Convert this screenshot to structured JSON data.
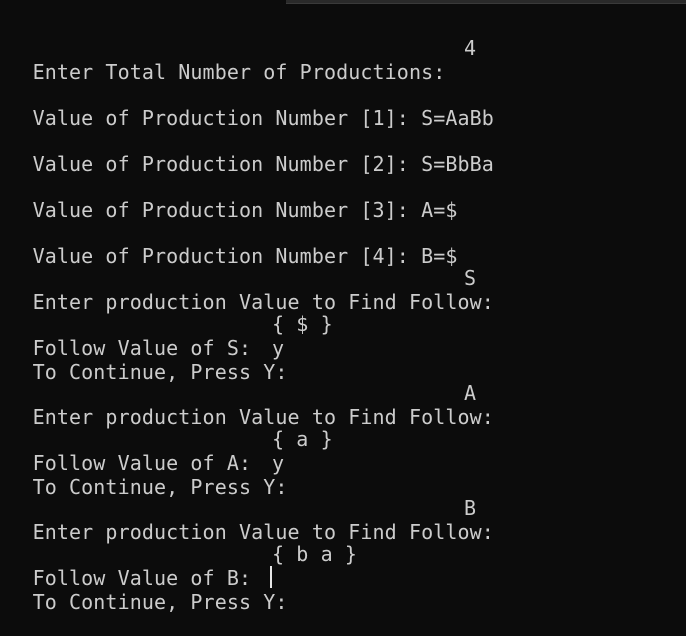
{
  "terminal": {
    "lines": {
      "total_prompt": "Enter Total Number of Productions:",
      "total_value": "4",
      "prod1": "Value of Production Number [1]: S=AaBb",
      "prod2": "Value of Production Number [2]: S=BbBa",
      "prod3": "Value of Production Number [3]: A=$",
      "prod4": "Value of Production Number [4]: B=$",
      "find1_prompt": "Enter production Value to Find Follow:",
      "find1_value": "S",
      "follow1_label": "Follow Value of S:",
      "follow1_value": "{ $ }",
      "cont1_label": "To Continue, Press Y:",
      "cont1_value": "y",
      "find2_prompt": "Enter production Value to Find Follow:",
      "find2_value": "A",
      "follow2_label": "Follow Value of A:",
      "follow2_value": "{ a }",
      "cont2_label": "To Continue, Press Y:",
      "cont2_value": "y",
      "find3_prompt": "Enter production Value to Find Follow:",
      "find3_value": "B",
      "follow3_label": "Follow Value of B:",
      "follow3_value": "{ b a }",
      "cont3_label": "To Continue, Press Y:",
      "cont3_value": ""
    }
  }
}
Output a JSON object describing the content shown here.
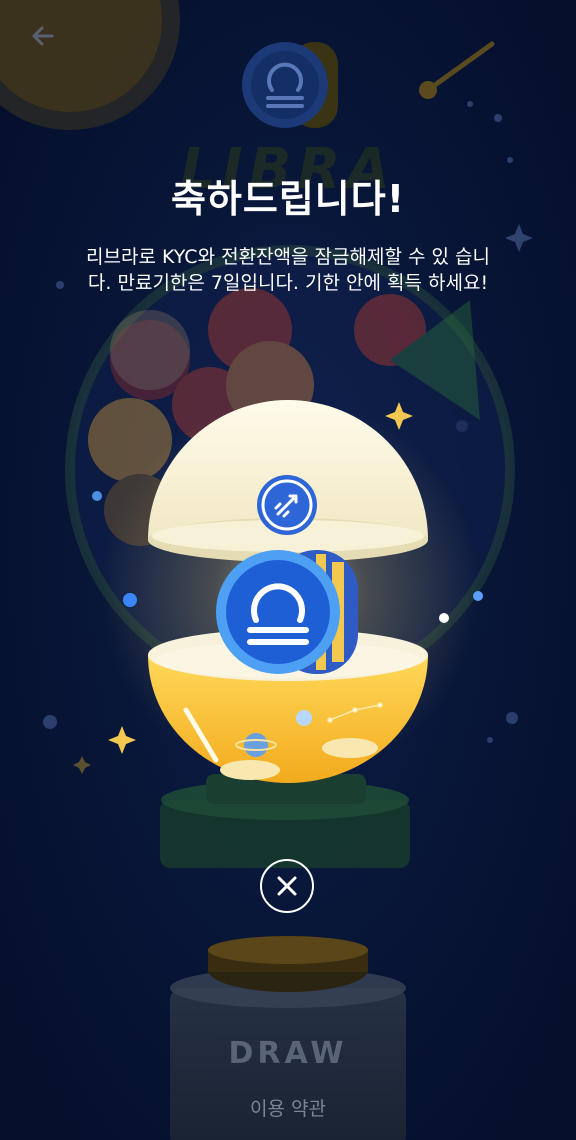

▶ Challenge: Lines that include the word "Number" are to be extracted from the data above.

▶ Expected answer:
      "total_prompt": "Enter Total Number of Productions:",
      "prod1": "Value of Production Number [1]: S=AaBb",
      "prod2": "Value of Production Number [2]: S=BbBa",
      "prod3": "Value of Production Number [3]: A=$",
      "prod4": "Value of Production Number [4]: B=$",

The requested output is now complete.